[Extract to read]:
=== Section Start ===

The aim of this systematic review based on individual participant data was to assess the safety and efficacy of using procalcitonin for starting or stopping antibiotics over a large range of patients with varying severity of ARIs and from different clinical settings.
We searched the Cochrane Central Register of Controlled Trials (CENTRAL), which contains the Cochrane Acute Respiratory Infections Group's Specialised Register, MEDLINE, and Embase, in February 2017, to identify suitable trials. We also searched ClinicalTrials.gov to identify ongoing trials in April 2017.
We included RCTs of adult participants with ARIs who received an antibiotic treatment either based on a procalcitonin algorithm (PCT-guided antibiotic stewardship algorithm) or usual care. We excluded trials if they focused exclusively on children or used procalcitonin for a purpose other than to guide initiation and duration of antibiotic treatment.
Two teams of review authors independently evaluated the methodology and extracted data from primary studies. The primary endpoints were all-cause mortality and treatment failure at 30 days, for which definitions were harmonised among trials. Secondary endpoints were antibiotic use, antibiotic-related side effects, and length of hospital stay. We calculated odds ratios (ORs) and 95% confidence intervals (CIs) using multivariable hierarchical logistic regression adjusted for age, gender, and clinical diagnosis using a fixed-effect model. The different trials were added as random-effects into the model. We conducted sensitivity analyses stratified by clinical setting and type of ARI. We also performed an aggregate data meta-analysis.
From 32 eligible RCTs including 18 new trials for this 2017 update, we obtained individual participant data from 26 trials including 6708 participants, which we included in the main individual participant data meta-analysis. We did not obtain individual participant data for four trials, and two trials did not include people with confirmed ARIs. According to GRADE, the quality of the evidence was high for the outcomes mortality and antibiotic exposure, and quality was moderate for the outcomes treatment failure and antibiotic-related side effects.

=== Section End ===

[Problem statement]:
Reproduce the passage from the procalcitonin review summary verbatim, from "The aim of this" up to and including "different clinical settings.".

[Information shown]:
=== Section Start ===

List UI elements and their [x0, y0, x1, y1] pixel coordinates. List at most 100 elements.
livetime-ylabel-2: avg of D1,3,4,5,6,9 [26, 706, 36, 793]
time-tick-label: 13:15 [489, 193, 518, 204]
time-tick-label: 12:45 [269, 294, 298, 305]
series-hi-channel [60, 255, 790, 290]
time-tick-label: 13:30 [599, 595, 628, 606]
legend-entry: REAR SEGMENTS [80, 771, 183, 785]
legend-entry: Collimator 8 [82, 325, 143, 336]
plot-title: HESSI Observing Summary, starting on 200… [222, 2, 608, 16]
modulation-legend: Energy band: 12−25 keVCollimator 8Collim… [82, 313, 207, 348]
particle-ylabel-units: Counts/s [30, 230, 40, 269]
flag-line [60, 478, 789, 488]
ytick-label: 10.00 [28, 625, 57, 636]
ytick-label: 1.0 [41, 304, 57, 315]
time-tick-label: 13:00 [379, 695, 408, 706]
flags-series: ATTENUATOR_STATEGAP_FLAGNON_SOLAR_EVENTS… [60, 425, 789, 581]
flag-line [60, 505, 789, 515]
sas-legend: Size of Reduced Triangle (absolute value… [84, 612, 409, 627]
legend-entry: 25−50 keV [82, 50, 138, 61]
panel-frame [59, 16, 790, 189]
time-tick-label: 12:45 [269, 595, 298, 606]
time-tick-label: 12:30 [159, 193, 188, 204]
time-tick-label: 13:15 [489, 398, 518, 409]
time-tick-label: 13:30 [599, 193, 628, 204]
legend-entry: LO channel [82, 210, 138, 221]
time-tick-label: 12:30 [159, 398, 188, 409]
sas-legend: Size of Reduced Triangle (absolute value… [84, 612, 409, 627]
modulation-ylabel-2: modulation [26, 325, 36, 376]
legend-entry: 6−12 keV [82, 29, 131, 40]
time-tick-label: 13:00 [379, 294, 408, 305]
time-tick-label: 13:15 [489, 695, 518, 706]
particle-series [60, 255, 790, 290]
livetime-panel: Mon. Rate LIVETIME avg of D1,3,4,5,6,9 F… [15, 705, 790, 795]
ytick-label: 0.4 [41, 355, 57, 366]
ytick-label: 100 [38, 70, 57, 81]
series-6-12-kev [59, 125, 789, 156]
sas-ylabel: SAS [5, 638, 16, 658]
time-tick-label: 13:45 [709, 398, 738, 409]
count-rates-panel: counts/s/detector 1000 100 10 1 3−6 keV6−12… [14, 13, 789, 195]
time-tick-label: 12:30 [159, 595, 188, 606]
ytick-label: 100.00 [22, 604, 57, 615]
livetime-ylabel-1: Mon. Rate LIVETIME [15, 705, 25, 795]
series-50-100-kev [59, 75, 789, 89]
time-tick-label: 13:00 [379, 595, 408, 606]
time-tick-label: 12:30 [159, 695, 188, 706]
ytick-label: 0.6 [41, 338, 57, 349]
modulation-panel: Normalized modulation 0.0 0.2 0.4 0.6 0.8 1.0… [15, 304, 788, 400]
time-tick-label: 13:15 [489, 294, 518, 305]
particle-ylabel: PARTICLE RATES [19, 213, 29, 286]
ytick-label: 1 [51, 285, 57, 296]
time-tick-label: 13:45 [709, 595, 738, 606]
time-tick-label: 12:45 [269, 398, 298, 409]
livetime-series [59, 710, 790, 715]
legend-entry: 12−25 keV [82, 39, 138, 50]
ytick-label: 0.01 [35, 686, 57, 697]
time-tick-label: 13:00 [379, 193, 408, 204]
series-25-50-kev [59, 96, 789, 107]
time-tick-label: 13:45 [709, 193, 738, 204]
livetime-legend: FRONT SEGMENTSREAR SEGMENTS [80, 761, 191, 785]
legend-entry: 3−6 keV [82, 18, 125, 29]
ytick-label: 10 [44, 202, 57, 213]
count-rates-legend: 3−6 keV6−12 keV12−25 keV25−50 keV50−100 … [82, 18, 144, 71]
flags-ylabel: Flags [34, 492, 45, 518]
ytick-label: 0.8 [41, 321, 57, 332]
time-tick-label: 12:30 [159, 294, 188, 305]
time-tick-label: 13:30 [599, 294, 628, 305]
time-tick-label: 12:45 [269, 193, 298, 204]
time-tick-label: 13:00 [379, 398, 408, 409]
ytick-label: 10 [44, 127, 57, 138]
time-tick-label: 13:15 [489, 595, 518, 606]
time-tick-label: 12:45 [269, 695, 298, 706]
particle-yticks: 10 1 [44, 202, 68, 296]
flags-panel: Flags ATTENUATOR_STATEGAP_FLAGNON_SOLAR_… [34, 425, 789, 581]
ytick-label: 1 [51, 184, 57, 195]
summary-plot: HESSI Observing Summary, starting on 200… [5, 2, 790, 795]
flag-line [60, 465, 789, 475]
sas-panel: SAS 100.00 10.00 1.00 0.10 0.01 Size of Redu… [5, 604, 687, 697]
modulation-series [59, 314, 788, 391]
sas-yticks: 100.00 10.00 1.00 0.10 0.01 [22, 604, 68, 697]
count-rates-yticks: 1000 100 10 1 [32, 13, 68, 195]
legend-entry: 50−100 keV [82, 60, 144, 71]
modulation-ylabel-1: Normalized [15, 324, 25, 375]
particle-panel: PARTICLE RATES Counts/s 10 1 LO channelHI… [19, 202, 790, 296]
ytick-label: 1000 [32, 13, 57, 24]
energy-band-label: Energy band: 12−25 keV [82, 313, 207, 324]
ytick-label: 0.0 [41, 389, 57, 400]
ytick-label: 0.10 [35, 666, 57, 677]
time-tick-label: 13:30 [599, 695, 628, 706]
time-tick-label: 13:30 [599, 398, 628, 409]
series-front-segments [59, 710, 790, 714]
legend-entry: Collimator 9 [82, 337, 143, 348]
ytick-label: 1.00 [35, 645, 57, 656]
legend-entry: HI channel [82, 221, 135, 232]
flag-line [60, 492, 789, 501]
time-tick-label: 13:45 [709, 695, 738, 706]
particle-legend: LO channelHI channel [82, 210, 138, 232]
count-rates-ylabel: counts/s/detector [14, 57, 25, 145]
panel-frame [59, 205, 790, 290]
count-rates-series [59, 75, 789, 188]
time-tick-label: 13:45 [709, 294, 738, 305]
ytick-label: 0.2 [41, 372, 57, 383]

=== Section End ===

[Final answer]:
The aim of this systematic review based on individual participant data was to assess the safety and efficacy of using procalcitonin for starting or stopping antibiotics over a large range of patients with varying severity of ARIs and from different clinical settings.